■ RECORDS
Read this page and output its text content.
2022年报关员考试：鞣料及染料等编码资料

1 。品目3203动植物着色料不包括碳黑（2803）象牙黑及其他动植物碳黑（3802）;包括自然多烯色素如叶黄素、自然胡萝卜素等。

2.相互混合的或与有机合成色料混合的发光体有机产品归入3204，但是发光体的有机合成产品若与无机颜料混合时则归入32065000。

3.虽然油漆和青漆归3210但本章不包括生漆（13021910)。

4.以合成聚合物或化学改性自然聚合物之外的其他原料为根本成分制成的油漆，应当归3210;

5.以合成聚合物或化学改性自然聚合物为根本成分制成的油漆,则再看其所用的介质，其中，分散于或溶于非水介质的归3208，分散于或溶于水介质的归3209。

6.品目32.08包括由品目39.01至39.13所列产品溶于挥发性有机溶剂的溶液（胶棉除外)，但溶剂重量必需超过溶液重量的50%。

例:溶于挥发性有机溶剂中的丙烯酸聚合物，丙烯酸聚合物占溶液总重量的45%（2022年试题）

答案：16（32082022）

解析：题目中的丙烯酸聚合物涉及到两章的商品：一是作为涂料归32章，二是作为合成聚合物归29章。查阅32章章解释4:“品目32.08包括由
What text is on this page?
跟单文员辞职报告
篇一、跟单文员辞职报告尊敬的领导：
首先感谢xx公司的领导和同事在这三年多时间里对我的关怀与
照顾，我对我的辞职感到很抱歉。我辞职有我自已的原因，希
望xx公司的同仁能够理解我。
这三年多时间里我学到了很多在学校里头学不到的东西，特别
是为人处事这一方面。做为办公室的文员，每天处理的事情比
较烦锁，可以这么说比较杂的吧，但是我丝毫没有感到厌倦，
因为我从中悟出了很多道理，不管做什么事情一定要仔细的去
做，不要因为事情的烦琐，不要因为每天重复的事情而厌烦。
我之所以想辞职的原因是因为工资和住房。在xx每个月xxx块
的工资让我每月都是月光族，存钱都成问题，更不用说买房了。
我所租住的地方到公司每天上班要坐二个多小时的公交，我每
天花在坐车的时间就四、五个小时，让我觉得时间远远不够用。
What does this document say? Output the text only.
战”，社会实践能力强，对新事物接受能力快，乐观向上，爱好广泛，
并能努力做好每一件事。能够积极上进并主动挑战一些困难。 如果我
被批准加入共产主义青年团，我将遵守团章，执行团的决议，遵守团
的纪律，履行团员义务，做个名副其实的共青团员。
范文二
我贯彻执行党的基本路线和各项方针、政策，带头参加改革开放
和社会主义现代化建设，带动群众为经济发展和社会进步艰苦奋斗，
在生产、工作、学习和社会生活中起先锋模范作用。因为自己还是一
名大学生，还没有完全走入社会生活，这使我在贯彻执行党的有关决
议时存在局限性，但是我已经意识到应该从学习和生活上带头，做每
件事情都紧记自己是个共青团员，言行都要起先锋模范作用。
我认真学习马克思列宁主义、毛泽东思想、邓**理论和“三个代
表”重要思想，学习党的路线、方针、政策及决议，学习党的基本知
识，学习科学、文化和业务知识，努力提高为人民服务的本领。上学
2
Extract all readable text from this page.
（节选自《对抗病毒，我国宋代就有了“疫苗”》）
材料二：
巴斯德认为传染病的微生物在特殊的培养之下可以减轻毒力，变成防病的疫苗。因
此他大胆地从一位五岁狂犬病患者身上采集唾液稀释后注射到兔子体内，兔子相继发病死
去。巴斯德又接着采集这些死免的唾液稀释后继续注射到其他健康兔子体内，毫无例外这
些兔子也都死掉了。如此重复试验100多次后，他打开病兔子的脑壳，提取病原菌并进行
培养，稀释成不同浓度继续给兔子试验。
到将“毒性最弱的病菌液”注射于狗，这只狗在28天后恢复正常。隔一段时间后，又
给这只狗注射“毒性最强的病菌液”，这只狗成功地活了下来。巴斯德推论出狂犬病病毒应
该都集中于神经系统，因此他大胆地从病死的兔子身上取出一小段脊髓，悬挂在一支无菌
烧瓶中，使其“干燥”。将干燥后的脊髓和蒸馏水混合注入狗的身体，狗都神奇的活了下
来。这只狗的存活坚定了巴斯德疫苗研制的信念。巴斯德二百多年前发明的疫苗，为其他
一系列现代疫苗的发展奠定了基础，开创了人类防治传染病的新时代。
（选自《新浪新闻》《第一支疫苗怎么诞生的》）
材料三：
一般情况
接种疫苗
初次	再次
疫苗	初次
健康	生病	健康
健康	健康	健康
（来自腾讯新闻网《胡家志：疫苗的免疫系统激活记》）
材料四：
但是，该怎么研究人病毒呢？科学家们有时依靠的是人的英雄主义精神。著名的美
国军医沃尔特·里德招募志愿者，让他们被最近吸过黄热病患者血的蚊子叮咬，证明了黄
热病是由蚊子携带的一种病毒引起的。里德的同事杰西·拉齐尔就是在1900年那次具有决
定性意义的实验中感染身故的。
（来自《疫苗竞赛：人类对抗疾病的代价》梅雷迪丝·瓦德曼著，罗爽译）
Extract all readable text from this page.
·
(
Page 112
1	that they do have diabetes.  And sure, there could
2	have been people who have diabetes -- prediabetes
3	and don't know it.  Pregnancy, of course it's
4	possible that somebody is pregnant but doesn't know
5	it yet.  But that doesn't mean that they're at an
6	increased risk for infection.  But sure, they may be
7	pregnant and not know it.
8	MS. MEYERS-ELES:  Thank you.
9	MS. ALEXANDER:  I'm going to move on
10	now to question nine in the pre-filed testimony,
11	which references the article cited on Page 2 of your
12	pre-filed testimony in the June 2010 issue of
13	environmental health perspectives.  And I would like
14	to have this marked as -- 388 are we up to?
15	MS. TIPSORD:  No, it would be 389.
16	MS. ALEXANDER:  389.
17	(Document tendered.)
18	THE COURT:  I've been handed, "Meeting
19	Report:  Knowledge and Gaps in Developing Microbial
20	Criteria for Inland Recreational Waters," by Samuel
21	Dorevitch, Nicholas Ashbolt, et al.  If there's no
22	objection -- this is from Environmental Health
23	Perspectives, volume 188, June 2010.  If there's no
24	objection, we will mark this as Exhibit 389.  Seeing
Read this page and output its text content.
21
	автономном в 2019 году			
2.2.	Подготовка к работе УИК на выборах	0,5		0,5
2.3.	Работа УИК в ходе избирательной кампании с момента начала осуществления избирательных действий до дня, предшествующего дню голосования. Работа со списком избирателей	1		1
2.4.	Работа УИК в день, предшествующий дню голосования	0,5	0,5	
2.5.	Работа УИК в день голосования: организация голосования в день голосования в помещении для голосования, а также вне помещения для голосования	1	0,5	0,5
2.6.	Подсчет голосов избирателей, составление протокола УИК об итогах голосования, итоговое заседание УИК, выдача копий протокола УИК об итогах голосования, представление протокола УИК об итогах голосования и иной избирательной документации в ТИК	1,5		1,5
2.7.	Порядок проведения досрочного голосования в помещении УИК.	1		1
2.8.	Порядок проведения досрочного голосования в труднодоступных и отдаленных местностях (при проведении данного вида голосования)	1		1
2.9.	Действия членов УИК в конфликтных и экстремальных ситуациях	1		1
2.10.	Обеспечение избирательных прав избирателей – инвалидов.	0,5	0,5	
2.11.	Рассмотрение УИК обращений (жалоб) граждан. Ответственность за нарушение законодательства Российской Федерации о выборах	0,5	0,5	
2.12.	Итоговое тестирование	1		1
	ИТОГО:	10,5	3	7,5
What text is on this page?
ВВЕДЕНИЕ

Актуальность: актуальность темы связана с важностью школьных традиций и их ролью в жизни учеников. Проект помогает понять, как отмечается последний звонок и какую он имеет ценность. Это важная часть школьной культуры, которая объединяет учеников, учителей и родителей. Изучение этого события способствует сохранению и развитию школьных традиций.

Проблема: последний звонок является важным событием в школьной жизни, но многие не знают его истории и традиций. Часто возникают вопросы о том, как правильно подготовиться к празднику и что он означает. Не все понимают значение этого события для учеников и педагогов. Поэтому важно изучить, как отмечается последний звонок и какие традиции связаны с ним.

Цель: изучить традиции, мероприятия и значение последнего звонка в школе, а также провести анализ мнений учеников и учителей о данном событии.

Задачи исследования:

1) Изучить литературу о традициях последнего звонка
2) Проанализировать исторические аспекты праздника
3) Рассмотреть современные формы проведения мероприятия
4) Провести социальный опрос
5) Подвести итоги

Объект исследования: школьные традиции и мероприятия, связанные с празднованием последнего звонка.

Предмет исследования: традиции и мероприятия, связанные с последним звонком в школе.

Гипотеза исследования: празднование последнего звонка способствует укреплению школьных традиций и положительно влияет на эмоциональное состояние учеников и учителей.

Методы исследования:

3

■ YOUR TASK
Find how many lines of the listing include the string "исследования" and give that number, nothing else.

■ RESULT FOR THIS TASK
5